Stored records:

<<<<

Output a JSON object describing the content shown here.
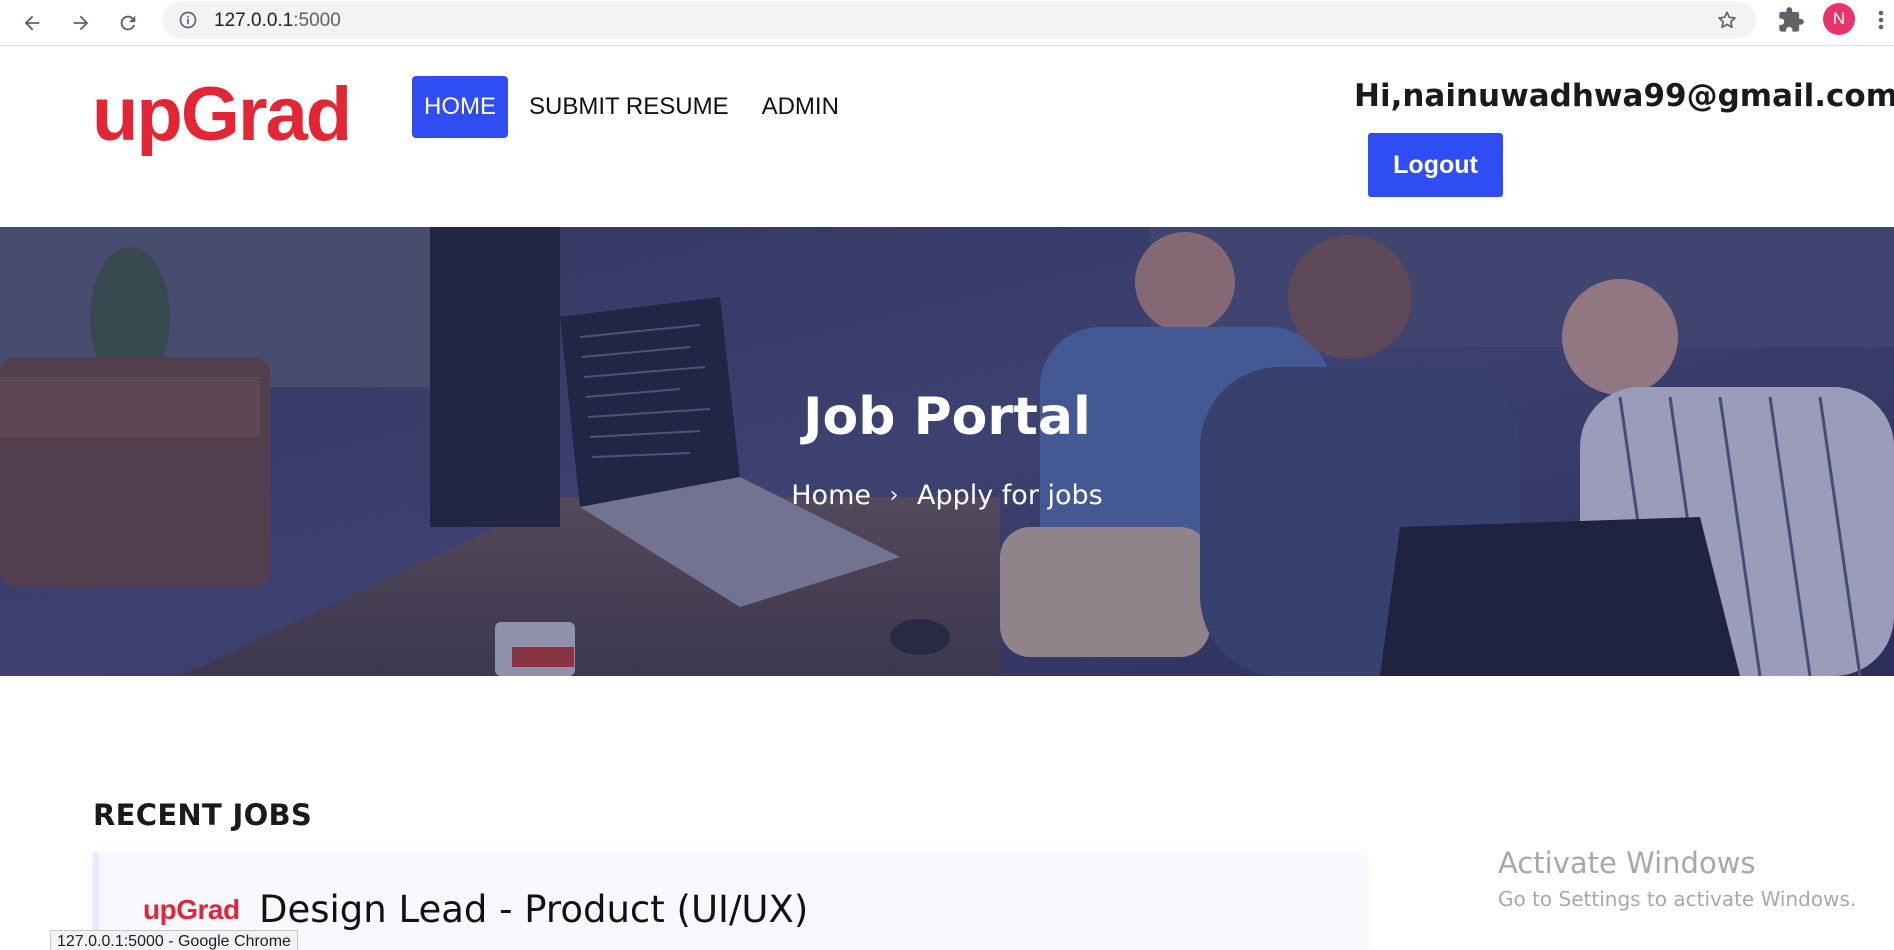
{
  "browser": {
    "url_host": "127.0.0.1",
    "url_port": ":5000",
    "profile_initial": "N",
    "status_bar": "127.0.0.1:5000 - Google Chrome"
  },
  "header": {
    "logo": "upGrad",
    "nav": [
      {
        "label": "HOME",
        "active": true
      },
      {
        "label": "SUBMIT RESUME",
        "active": false
      },
      {
        "label": "ADMIN",
        "active": false
      }
    ],
    "greeting": "Hi,nainuwadhwa99@gmail.com",
    "logout_label": "Logout"
  },
  "hero": {
    "title": "Job Portal",
    "breadcrumb_home": "Home",
    "breadcrumb_sep": "›",
    "breadcrumb_current": "Apply for jobs"
  },
  "jobs": {
    "section_title": "RECENT JOBS",
    "items": [
      {
        "company_logo": "upGrad",
        "title": "Design Lead - Product (UI/UX)"
      }
    ]
  },
  "watermark": {
    "title": "Activate Windows",
    "subtitle": "Go to Settings to activate Windows."
  },
  "colors": {
    "brand_red": "#e32636",
    "primary_blue": "#2f4df3",
    "profile_pink": "#e8336d"
  }
}
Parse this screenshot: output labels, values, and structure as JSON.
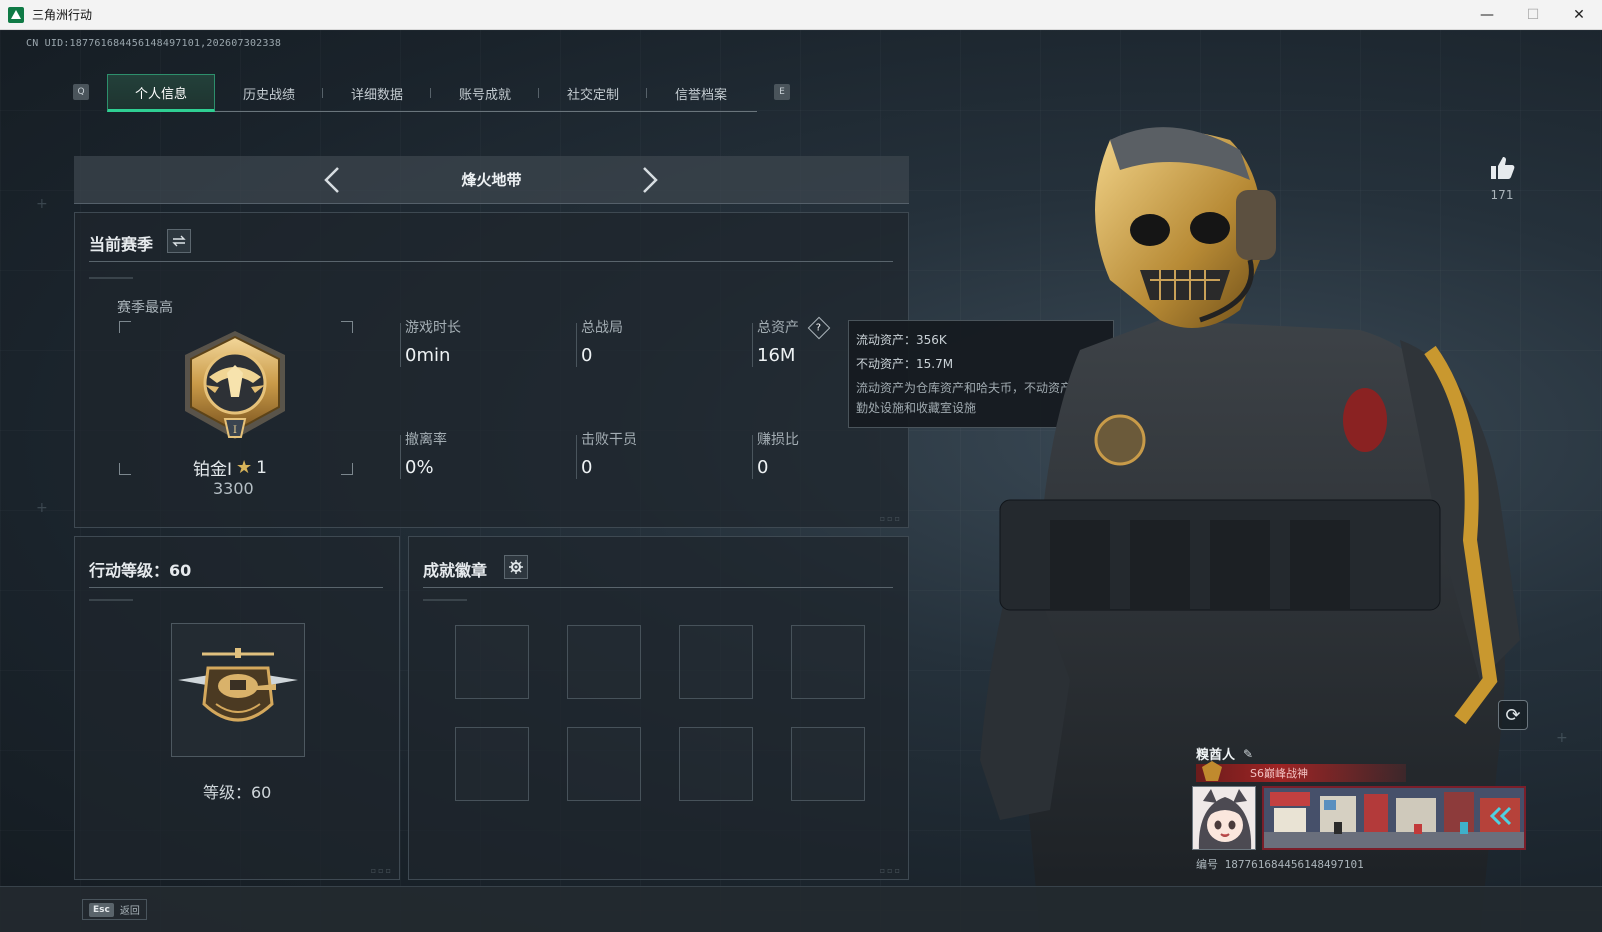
{
  "window": {
    "title": "三角洲行动",
    "controls": {
      "minimize": "—",
      "maximize": "☐",
      "close": "✕"
    }
  },
  "header": {
    "uid": "CN UID:18776168445614849​7101,202607302338"
  },
  "tabs": {
    "prev_key": "Q",
    "next_key": "E",
    "items": [
      {
        "label": "个人信息",
        "active": true
      },
      {
        "label": "历史战绩",
        "active": false
      },
      {
        "label": "详细数据",
        "active": false
      },
      {
        "label": "账号成就",
        "active": false
      },
      {
        "label": "社交定制",
        "active": false
      },
      {
        "label": "信誉档案",
        "active": false
      }
    ]
  },
  "mode": {
    "title": "烽火地带",
    "prev_icon": "chevron-left-icon",
    "next_icon": "chevron-right-icon"
  },
  "season": {
    "title": "当前赛季",
    "switch_icon": "swap-icon",
    "best_label": "赛季最高",
    "rank_name": "铂金I",
    "rank_stars": "1",
    "rank_score": "3300",
    "stats": [
      {
        "label": "游戏时长",
        "value": "0min"
      },
      {
        "label": "总战局",
        "value": "0"
      },
      {
        "label": "总资产",
        "value": "16M",
        "has_help": true
      },
      {
        "label": "撤离率",
        "value": "0%"
      },
      {
        "label": "击败干员",
        "value": "0"
      },
      {
        "label": "赚损比",
        "value": "0"
      }
    ]
  },
  "tooltip": {
    "liquid": "流动资产：356K",
    "fixed": "不动资产：15.7M",
    "description": "流动资产为仓库资产和哈夫币，不动资产为特勤处设施和收藏室设施"
  },
  "level": {
    "title": "行动等级：60",
    "caption": "等级：60"
  },
  "achievements": {
    "title": "成就徽章",
    "settings_icon": "gear-icon",
    "slot_count": 8
  },
  "profile": {
    "like_count": "171",
    "name": "糗酋人",
    "title_badge": "S6巅峰战神",
    "id_line": "编号 18776168445614849​7101"
  },
  "footer": {
    "esc_key": "Esc",
    "esc_label": "返回"
  }
}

>>>>

» GIVEN TASK
Pictures excluded, quote all the data above exactly.

» WRITTEN ANSWER
Output a JSON object describing the content shown here.
{
  "browser": {
    "url_host": "127.0.0.1",
    "url_port": ":5000",
    "profile_initial": "N",
    "status_bar": "127.0.0.1:5000 - Google Chrome"
  },
  "header": {
    "logo": "upGrad",
    "nav": [
      {
        "label": "HOME",
        "active": true
      },
      {
        "label": "SUBMIT RESUME",
        "active": false
      },
      {
        "label": "ADMIN",
        "active": false
      }
    ],
    "greeting": "Hi,nainuwadhwa99@gmail.com",
    "logout_label": "Logout"
  },
  "hero": {
    "title": "Job Portal",
    "breadcrumb_home": "Home",
    "breadcrumb_sep": "›",
    "breadcrumb_current": "Apply for jobs"
  },
  "jobs": {
    "section_title": "RECENT JOBS",
    "items": [
      {
        "company_logo": "upGrad",
        "title": "Design Lead - Product (UI/UX)"
      }
    ]
  },
  "watermark": {
    "title": "Activate Windows",
    "subtitle": "Go to Settings to activate Windows."
  },
  "colors": {
    "brand_red": "#e32636",
    "primary_blue": "#2f4df3",
    "profile_pink": "#e8336d"
  }
}
Parse this screenshot: output labels, values, and structure as JSON.
{
  "window": {
    "title": "三角洲行动",
    "controls": {
      "minimize": "—",
      "maximize": "☐",
      "close": "✕"
    }
  },
  "header": {
    "uid": "CN UID:18776168445614849​7101,202607302338"
  },
  "tabs": {
    "prev_key": "Q",
    "next_key": "E",
    "items": [
      {
        "label": "个人信息",
        "active": true
      },
      {
        "label": "历史战绩",
        "active": false
      },
      {
        "label": "详细数据",
        "active": false
      },
      {
        "label": "账号成就",
        "active": false
      },
      {
        "label": "社交定制",
        "active": false
      },
      {
        "label": "信誉档案",
        "active": false
      }
    ]
  },
  "mode": {
    "title": "烽火地带",
    "prev_icon": "chevron-left-icon",
    "next_icon": "chevron-right-icon"
  },
  "season": {
    "title": "当前赛季",
    "switch_icon": "swap-icon",
    "best_label": "赛季最高",
    "rank_name": "铂金I",
    "rank_stars": "1",
    "rank_score": "3300",
    "stats": [
      {
        "label": "游戏时长",
        "value": "0min"
      },
      {
        "label": "总战局",
        "value": "0"
      },
      {
        "label": "总资产",
        "value": "16M",
        "has_help": true
      },
      {
        "label": "撤离率",
        "value": "0%"
      },
      {
        "label": "击败干员",
        "value": "0"
      },
      {
        "label": "赚损比",
        "value": "0"
      }
    ]
  },
  "tooltip": {
    "liquid": "流动资产：356K",
    "fixed": "不动资产：15.7M",
    "description": "流动资产为仓库资产和哈夫币，不动资产为特勤处设施和收藏室设施"
  },
  "level": {
    "title": "行动等级：60",
    "caption": "等级：60"
  },
  "achievements": {
    "title": "成就徽章",
    "settings_icon": "gear-icon",
    "slot_count": 8
  },
  "profile": {
    "like_count": "171",
    "name": "糗酋人",
    "title_badge": "S6巅峰战神",
    "id_line": "编号 18776168445614849​7101"
  },
  "footer": {
    "esc_key": "Esc",
    "esc_label": "返回"
  }
}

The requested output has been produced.